Private sports training academy in Florida, United States

DME Academy (stands for Direct Mail Express) is a private athletic sports training academy based in Daytona Beach, Florida for post-graduate soccer and basketball players.

== History ==
DME Academy was established in 2015 as a Post Grad Basketball Training Academy. The property sits on a ten-acre campus adjacent to the Daytona Beach Airport and within eyesight of the Daytona 500.

During its first year in existence, DME Academy's National Team, the DME Lakers, reached the National Prep Championships at Albertus Magnus College in New Haven, Connecticut. The DME Lakers lost to Putnam Science in the quarter-finals.

In the 2016 National Prep Championships, DME was eliminated by Putnam Science Academy (93–66).

Data provided:
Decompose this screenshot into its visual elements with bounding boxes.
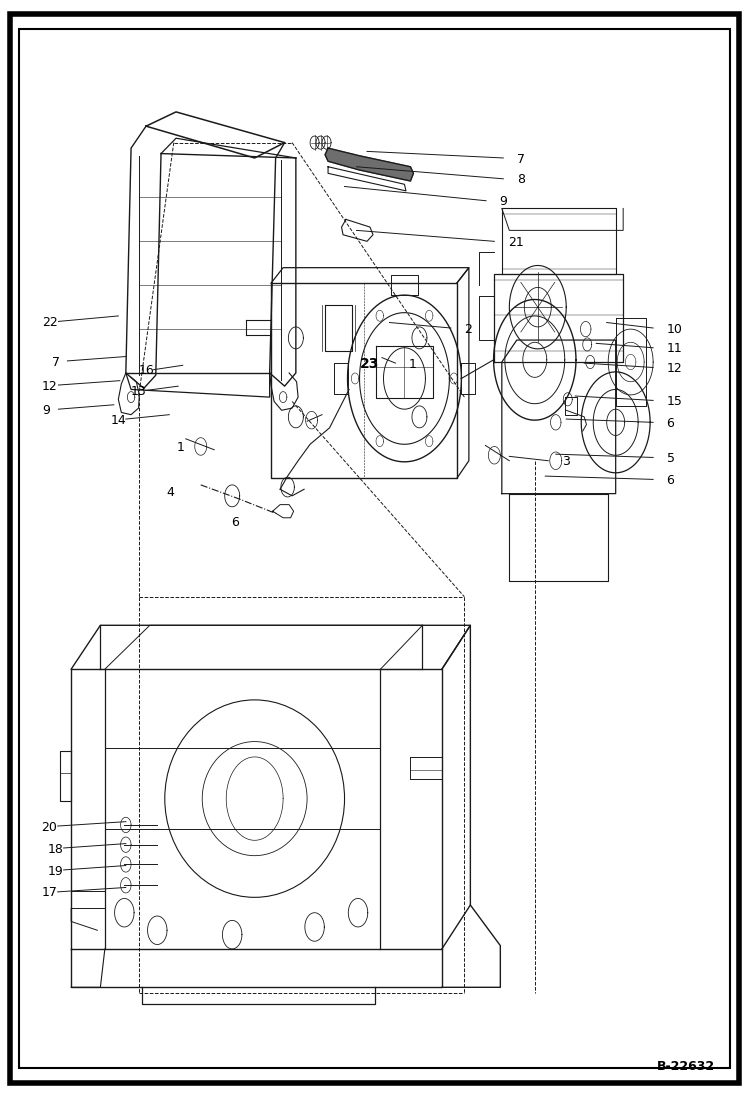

Task prompt: Retype the passage about DME Academy word for word, starting at "Private sports training" and ending at "Science Academy (93–66).".

Output for this exercise:
Private sports training academy in Florida, United States

DME Academy (stands for Direct Mail Express) is a private athletic sports training academy based in Daytona Beach, Florida for post-graduate soccer and basketball players.

== History ==
DME Academy was established in 2015 as a Post Grad Basketball Training Academy. The property sits on a ten-acre campus adjacent to the Daytona Beach Airport and within eyesight of the Daytona 500.

During its first year in existence, DME Academy's National Team, the DME Lakers, reached the National Prep Championships at Albertus Magnus College in New Haven, Connecticut. The DME Lakers lost to Putnam Science in the quarter-finals.

In the 2016 National Prep Championships, DME was eliminated by Putnam Science Academy (93–66).